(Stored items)
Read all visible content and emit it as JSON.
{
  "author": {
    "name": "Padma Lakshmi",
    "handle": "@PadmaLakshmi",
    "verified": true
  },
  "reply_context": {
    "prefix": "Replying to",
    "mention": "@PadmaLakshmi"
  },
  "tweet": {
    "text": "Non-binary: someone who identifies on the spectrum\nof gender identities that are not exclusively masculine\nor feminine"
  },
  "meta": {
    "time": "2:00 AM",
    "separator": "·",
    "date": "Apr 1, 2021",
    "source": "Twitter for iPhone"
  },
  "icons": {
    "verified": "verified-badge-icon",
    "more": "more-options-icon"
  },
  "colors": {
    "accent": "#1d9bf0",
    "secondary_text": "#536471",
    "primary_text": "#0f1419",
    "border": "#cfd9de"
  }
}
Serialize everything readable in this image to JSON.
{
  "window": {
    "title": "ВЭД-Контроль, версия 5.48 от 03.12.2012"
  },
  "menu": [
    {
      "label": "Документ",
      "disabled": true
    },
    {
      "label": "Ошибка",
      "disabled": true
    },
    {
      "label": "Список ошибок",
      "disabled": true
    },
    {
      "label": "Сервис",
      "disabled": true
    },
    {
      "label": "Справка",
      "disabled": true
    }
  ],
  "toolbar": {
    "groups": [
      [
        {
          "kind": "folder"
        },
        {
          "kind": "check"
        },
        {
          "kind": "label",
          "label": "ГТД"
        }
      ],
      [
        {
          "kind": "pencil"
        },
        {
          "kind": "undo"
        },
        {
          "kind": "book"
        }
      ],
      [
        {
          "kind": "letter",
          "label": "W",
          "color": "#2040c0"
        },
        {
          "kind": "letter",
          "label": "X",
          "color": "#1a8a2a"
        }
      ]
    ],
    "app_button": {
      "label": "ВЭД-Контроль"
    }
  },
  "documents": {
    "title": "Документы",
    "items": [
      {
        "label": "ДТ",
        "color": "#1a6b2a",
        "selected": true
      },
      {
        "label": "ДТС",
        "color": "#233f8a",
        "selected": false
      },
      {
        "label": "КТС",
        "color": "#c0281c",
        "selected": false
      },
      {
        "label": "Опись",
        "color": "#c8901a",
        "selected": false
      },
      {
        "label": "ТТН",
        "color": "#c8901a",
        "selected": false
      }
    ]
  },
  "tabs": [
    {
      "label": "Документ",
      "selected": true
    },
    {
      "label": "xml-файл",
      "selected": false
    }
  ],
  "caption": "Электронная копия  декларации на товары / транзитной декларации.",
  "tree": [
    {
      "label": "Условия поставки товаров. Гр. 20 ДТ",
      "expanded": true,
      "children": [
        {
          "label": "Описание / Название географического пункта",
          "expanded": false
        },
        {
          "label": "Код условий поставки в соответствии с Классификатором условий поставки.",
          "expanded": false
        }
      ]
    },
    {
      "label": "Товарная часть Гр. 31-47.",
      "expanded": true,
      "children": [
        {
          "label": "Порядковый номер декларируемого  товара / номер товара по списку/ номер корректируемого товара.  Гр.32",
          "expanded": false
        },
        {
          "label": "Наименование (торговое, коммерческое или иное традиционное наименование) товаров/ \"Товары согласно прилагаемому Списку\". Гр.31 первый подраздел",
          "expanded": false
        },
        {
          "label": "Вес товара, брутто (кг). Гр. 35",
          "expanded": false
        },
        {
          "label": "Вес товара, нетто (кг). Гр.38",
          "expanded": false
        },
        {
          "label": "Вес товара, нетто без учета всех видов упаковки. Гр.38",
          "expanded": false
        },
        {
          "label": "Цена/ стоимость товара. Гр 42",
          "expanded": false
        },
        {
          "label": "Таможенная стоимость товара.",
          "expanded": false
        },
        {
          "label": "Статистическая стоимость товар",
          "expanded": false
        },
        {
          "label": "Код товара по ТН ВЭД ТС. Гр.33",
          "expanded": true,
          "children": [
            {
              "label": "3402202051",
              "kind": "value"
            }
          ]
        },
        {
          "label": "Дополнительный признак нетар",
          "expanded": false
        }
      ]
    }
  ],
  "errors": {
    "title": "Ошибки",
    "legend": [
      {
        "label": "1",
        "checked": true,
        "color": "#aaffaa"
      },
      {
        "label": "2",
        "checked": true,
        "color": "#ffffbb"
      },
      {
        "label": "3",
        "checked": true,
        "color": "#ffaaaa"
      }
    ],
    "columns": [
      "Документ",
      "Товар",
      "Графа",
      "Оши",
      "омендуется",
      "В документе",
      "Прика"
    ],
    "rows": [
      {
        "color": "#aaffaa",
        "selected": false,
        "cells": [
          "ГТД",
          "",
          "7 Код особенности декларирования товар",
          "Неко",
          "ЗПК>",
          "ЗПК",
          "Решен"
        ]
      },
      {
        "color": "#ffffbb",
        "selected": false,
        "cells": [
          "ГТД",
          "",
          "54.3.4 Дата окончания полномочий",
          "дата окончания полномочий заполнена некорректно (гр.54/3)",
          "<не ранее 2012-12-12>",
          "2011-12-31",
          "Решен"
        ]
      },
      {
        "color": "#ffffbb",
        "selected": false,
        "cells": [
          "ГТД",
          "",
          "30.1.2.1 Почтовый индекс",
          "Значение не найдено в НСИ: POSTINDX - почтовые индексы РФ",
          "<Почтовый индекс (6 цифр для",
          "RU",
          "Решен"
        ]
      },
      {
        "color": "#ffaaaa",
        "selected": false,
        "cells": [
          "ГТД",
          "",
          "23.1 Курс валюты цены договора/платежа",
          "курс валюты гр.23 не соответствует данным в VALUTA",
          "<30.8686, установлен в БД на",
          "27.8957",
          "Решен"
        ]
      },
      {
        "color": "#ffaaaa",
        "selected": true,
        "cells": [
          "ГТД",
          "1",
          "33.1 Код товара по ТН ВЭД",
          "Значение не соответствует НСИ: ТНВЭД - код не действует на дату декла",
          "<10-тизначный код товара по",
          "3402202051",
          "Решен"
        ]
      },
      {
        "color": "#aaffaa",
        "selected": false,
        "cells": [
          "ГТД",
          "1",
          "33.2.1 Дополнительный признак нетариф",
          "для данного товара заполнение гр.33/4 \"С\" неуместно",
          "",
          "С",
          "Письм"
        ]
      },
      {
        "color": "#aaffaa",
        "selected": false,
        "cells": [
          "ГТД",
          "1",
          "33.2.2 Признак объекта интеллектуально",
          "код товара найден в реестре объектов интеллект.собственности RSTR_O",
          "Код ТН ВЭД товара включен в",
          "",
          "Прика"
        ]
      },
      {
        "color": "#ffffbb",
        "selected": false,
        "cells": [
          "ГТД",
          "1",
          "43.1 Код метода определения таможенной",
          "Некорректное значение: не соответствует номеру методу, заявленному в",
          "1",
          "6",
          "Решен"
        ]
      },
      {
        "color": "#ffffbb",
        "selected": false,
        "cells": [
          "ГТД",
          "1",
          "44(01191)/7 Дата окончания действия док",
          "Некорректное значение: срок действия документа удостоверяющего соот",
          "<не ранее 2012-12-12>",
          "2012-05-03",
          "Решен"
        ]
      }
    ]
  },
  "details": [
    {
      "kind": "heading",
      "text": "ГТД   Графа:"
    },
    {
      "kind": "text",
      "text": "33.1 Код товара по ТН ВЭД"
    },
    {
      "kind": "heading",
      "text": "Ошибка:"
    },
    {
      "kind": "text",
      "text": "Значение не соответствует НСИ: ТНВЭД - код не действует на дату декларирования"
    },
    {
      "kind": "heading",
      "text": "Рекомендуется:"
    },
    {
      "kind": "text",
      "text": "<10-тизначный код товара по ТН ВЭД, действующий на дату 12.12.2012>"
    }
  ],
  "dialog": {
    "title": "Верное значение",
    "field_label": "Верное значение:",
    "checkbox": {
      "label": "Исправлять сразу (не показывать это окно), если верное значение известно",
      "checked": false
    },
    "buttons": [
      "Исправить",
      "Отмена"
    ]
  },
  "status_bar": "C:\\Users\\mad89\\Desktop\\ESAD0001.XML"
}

Exercise details:
Pick out the lines above that hold the string "PadmaLakshmi" and show them.

Complete output:
    "handle": "@PadmaLakshmi",
    "mention": "@PadmaLakshmi"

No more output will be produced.